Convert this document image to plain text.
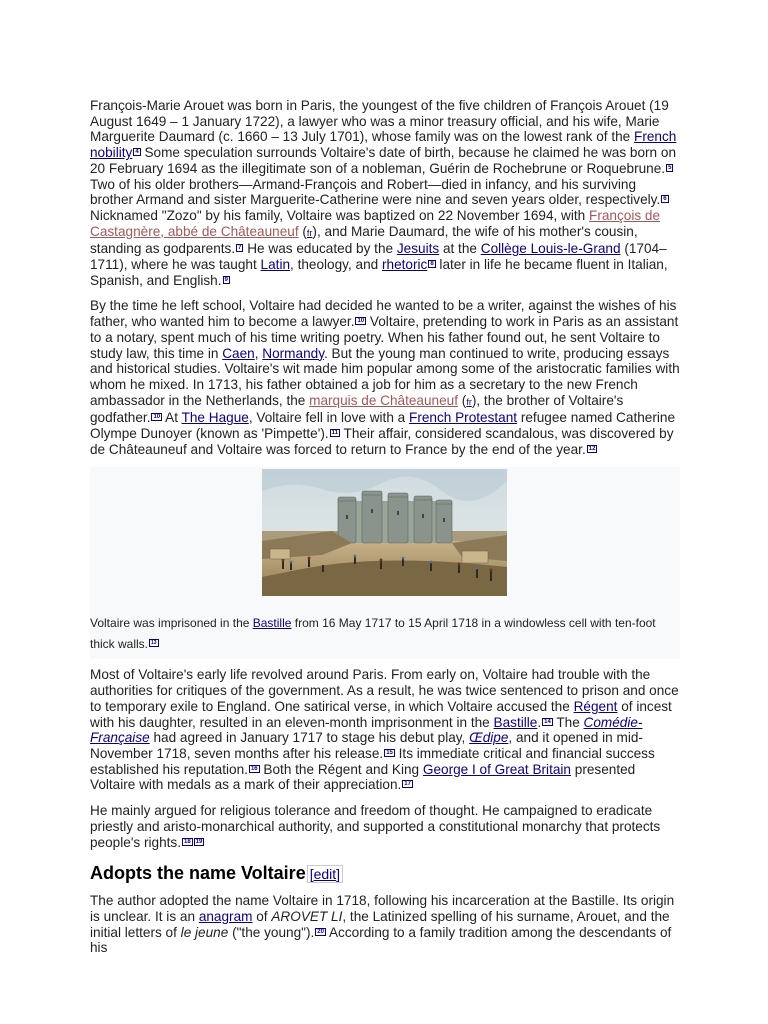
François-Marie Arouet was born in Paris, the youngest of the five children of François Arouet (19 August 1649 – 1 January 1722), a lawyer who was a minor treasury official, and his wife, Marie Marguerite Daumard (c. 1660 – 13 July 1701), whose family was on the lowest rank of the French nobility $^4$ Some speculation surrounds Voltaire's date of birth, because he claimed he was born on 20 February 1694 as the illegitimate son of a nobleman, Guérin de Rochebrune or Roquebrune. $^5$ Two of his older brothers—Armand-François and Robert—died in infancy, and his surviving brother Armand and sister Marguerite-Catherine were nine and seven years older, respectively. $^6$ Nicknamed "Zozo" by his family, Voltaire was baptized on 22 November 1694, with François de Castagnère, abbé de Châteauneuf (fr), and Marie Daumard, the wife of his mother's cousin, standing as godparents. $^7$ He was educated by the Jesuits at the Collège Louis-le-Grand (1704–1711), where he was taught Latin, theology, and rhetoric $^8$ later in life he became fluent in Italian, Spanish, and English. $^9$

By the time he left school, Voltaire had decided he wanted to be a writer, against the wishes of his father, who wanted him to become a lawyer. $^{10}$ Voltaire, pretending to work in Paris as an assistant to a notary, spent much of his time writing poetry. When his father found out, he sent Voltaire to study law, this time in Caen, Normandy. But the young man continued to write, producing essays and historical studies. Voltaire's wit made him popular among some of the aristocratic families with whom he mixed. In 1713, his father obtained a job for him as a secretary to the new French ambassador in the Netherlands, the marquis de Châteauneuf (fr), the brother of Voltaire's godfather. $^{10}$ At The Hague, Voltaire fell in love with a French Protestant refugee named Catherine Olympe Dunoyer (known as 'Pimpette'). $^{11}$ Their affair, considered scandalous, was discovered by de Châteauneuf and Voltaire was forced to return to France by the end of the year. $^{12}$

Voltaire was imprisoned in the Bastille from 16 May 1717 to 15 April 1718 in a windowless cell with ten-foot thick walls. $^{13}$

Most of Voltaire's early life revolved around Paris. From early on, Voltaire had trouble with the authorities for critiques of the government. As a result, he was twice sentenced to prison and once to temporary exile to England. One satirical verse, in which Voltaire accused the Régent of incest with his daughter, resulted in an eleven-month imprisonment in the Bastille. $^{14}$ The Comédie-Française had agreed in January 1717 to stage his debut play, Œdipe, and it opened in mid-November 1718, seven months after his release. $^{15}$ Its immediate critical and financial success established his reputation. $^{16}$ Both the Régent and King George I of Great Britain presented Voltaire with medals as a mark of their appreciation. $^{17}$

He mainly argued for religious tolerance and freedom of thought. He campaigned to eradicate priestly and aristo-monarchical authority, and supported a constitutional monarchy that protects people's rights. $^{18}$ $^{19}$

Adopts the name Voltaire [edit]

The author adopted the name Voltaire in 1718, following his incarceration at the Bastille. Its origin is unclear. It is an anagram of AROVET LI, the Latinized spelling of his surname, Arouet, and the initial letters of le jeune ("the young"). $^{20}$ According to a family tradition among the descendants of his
****************
WORK REQUIRED>
Scan the material and collect every line that contains "this".

SOLUTION>
Convert this document image to plain text.
By the time he left school, Voltaire had decided he wanted to be a writer, against the wishes of his father, who wanted him to become a lawyer. $^{10}$ Voltaire, pretending to work in Paris as an assistant to a notary, spent much of his time writing poetry. When his father found out, he sent Voltaire to study law, this time in Caen, Normandy. But the young man continued to write, producing essays and historical studies. Voltaire's wit made him popular among some of the aristocratic families with whom he mixed. In 1713, his father obtained a job for him as a secretary to the new French ambassador in the Netherlands, the marquis de Châteauneuf (fr), the brother of Voltaire's godfather. $^{10}$ At The Hague, Voltaire fell in love with a French Protestant refugee named Catherine Olympe Dunoyer (known as 'Pimpette'). $^{11}$ Their affair, considered scandalous, was discovered by de Châteauneuf and Voltaire was forced to return to France by the end of the year. $^{12}$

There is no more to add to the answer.